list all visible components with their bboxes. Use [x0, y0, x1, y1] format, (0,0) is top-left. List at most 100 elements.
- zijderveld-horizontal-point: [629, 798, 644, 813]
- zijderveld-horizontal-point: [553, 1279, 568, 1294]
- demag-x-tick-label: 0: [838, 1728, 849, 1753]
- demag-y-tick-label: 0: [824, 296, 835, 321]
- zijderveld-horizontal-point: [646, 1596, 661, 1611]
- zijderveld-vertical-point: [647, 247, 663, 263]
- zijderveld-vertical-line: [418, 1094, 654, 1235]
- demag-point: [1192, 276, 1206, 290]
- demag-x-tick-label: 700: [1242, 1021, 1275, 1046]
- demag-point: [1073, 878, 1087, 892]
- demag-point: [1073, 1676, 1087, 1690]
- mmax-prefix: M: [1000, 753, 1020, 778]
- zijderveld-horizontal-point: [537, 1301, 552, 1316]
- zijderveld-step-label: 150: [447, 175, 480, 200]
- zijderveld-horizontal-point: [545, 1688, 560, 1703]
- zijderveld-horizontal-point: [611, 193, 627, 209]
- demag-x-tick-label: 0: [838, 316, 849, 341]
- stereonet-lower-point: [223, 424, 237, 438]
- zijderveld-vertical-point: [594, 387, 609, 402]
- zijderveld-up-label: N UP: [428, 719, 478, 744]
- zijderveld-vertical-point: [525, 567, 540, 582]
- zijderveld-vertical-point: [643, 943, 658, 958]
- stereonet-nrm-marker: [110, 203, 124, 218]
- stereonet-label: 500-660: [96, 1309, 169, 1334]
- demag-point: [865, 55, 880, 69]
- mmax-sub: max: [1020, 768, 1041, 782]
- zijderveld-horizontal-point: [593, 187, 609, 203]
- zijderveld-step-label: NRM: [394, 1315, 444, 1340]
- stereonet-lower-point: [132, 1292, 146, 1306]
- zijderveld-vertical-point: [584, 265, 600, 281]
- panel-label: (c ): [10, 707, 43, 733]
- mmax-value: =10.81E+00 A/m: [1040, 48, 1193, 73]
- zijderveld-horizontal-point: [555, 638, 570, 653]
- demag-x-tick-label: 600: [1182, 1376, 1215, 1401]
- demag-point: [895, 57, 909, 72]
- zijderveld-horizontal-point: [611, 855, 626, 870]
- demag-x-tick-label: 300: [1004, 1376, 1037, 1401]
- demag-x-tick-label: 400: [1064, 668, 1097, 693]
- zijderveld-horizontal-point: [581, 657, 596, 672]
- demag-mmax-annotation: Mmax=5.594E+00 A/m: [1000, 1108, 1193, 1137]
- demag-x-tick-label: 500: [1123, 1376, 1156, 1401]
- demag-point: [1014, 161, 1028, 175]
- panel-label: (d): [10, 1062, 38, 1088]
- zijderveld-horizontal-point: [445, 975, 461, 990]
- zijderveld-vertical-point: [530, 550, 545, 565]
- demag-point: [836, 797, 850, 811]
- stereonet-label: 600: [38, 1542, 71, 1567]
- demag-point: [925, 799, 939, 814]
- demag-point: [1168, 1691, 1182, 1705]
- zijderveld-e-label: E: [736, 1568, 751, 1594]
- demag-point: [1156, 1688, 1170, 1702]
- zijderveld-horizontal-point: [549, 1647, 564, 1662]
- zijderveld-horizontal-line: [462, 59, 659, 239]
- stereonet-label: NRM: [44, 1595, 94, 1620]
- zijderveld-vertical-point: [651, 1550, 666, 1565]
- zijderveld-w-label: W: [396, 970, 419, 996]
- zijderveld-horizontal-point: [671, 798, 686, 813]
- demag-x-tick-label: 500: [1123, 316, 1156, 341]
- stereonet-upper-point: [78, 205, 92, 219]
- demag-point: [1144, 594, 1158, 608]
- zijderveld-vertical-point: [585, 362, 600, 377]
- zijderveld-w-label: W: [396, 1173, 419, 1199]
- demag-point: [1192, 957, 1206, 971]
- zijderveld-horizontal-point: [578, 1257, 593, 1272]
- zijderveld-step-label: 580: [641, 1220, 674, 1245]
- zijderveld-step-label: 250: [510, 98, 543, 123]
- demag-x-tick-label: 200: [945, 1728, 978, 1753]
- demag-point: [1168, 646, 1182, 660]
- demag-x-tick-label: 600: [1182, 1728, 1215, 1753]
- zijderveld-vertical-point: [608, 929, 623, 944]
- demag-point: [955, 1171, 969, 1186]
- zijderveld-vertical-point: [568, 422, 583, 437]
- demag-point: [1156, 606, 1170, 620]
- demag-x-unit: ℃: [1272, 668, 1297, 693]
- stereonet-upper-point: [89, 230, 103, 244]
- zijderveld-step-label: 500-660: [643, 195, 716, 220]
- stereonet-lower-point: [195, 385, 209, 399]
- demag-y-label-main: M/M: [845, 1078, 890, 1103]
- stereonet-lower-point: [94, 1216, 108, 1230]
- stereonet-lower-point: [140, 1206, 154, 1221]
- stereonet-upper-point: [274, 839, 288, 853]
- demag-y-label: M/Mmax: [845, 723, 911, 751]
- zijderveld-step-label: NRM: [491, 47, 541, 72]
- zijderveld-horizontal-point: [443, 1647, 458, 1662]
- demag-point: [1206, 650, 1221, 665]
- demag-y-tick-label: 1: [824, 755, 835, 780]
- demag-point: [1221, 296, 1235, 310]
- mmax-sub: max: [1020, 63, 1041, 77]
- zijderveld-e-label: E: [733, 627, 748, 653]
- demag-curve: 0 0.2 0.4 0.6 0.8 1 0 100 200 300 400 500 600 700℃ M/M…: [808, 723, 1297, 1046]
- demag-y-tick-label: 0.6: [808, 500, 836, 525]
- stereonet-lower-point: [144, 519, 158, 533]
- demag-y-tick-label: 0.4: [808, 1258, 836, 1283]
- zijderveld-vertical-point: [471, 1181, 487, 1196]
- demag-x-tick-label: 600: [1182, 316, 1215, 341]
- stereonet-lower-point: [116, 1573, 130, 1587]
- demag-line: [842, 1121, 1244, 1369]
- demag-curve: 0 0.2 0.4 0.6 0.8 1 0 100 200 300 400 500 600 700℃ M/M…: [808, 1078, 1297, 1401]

****************************************

→ **YOUR TASK**
Reproduce all of the rows above without changing anything.

→ **CORRECT ANSWER**
list all visible components with their bboxes. Use [x0, y0, x1, y1] format, (0,0) is top-left. List at most 100 elements.
- zijderveld-horizontal-point: [629, 798, 644, 813]
- zijderveld-horizontal-point: [553, 1279, 568, 1294]
- demag-x-tick-label: 0: [838, 1728, 849, 1753]
- demag-y-tick-label: 0: [824, 296, 835, 321]
- zijderveld-horizontal-point: [646, 1596, 661, 1611]
- zijderveld-vertical-point: [647, 247, 663, 263]
- zijderveld-vertical-line: [418, 1094, 654, 1235]
- demag-point: [1192, 276, 1206, 290]
- demag-x-tick-label: 700: [1242, 1021, 1275, 1046]
- demag-point: [1073, 878, 1087, 892]
- demag-point: [1073, 1676, 1087, 1690]
- mmax-prefix: M: [1000, 753, 1020, 778]
- zijderveld-horizontal-point: [537, 1301, 552, 1316]
- zijderveld-step-label: 150: [447, 175, 480, 200]
- zijderveld-horizontal-point: [545, 1688, 560, 1703]
- zijderveld-horizontal-point: [611, 193, 627, 209]
- demag-x-tick-label: 0: [838, 316, 849, 341]
- stereonet-lower-point: [223, 424, 237, 438]
- zijderveld-vertical-point: [594, 387, 609, 402]
- zijderveld-up-label: N UP: [428, 719, 478, 744]
- zijderveld-vertical-point: [525, 567, 540, 582]
- zijderveld-vertical-point: [643, 943, 658, 958]
- stereonet-nrm-marker: [110, 203, 124, 218]
- stereonet-label: 500-660: [96, 1309, 169, 1334]
- demag-point: [865, 55, 880, 69]
- mmax-sub: max: [1020, 768, 1041, 782]
- zijderveld-horizontal-point: [593, 187, 609, 203]
- zijderveld-step-label: NRM: [394, 1315, 444, 1340]
- stereonet-lower-point: [132, 1292, 146, 1306]
- zijderveld-vertical-point: [584, 265, 600, 281]
- panel-label: (c ): [10, 707, 43, 733]
- mmax-value: =10.81E+00 A/m: [1040, 48, 1193, 73]
- zijderveld-horizontal-point: [555, 638, 570, 653]
- demag-x-tick-label: 600: [1182, 1376, 1215, 1401]
- demag-point: [895, 57, 909, 72]
- zijderveld-horizontal-point: [611, 855, 626, 870]
- demag-x-tick-label: 300: [1004, 1376, 1037, 1401]
- demag-x-tick-label: 400: [1064, 668, 1097, 693]
- zijderveld-horizontal-point: [581, 657, 596, 672]
- demag-mmax-annotation: Mmax=5.594E+00 A/m: [1000, 1108, 1193, 1137]
- demag-x-tick-label: 500: [1123, 1376, 1156, 1401]
- demag-point: [1014, 161, 1028, 175]
- panel-label: (d): [10, 1062, 38, 1088]
- zijderveld-horizontal-point: [445, 975, 461, 990]
- zijderveld-vertical-point: [530, 550, 545, 565]
- demag-point: [836, 797, 850, 811]
- stereonet-label: 600: [38, 1542, 71, 1567]
- demag-point: [925, 799, 939, 814]
- demag-point: [1168, 1691, 1182, 1705]
- zijderveld-e-label: E: [736, 1568, 751, 1594]
- demag-point: [1156, 1688, 1170, 1702]
- zijderveld-horizontal-point: [549, 1647, 564, 1662]
- zijderveld-horizontal-line: [462, 59, 659, 239]
- stereonet-label: NRM: [44, 1595, 94, 1620]
- zijderveld-vertical-point: [651, 1550, 666, 1565]
- zijderveld-w-label: W: [396, 970, 419, 996]
- zijderveld-horizontal-point: [671, 798, 686, 813]
- demag-x-tick-label: 500: [1123, 316, 1156, 341]
- stereonet-upper-point: [78, 205, 92, 219]
- demag-point: [1144, 594, 1158, 608]
- zijderveld-vertical-point: [585, 362, 600, 377]
- zijderveld-w-label: W: [396, 1173, 419, 1199]
- demag-point: [1192, 957, 1206, 971]
- zijderveld-horizontal-point: [578, 1257, 593, 1272]
- zijderveld-step-label: 580: [641, 1220, 674, 1245]
- zijderveld-step-label: 250: [510, 98, 543, 123]
- demag-x-tick-label: 200: [945, 1728, 978, 1753]
- demag-point: [1168, 646, 1182, 660]
- demag-x-tick-label: 600: [1182, 1728, 1215, 1753]
- zijderveld-vertical-point: [608, 929, 623, 944]
- demag-point: [955, 1171, 969, 1186]
- zijderveld-vertical-point: [568, 422, 583, 437]
- demag-point: [1156, 606, 1170, 620]
- demag-x-unit: ℃: [1272, 668, 1297, 693]
- stereonet-upper-point: [89, 230, 103, 244]
- zijderveld-step-label: 500-660: [643, 195, 716, 220]
- stereonet-lower-point: [195, 385, 209, 399]
- demag-y-label-main: M/M: [845, 1078, 890, 1103]
- stereonet-lower-point: [94, 1216, 108, 1230]
- stereonet-lower-point: [140, 1206, 154, 1221]
- stereonet-upper-point: [274, 839, 288, 853]
- demag-y-label: M/Mmax: [845, 723, 911, 751]
- zijderveld-step-label: NRM: [491, 47, 541, 72]
- zijderveld-horizontal-point: [443, 1647, 458, 1662]
- demag-point: [1206, 650, 1221, 665]
- demag-y-tick-label: 1: [824, 755, 835, 780]
- demag-point: [1221, 296, 1235, 310]
- mmax-sub: max: [1020, 63, 1041, 77]
- zijderveld-e-label: E: [733, 627, 748, 653]
- demag-curve: 0 0.2 0.4 0.6 0.8 1 0 100 200 300 400 500 600 700℃ M/M…: [808, 723, 1297, 1046]
- demag-y-tick-label: 0.6: [808, 500, 836, 525]
- stereonet-lower-point: [144, 519, 158, 533]
- demag-y-tick-label: 0.4: [808, 1258, 836, 1283]
- zijderveld-vertical-point: [471, 1181, 487, 1196]
- demag-x-tick-label: 600: [1182, 316, 1215, 341]
- stereonet-lower-point: [116, 1573, 130, 1587]
- demag-line: [842, 1121, 1244, 1369]
- demag-curve: 0 0.2 0.4 0.6 0.8 1 0 100 200 300 400 500 600 700℃ M/M…: [808, 1078, 1297, 1401]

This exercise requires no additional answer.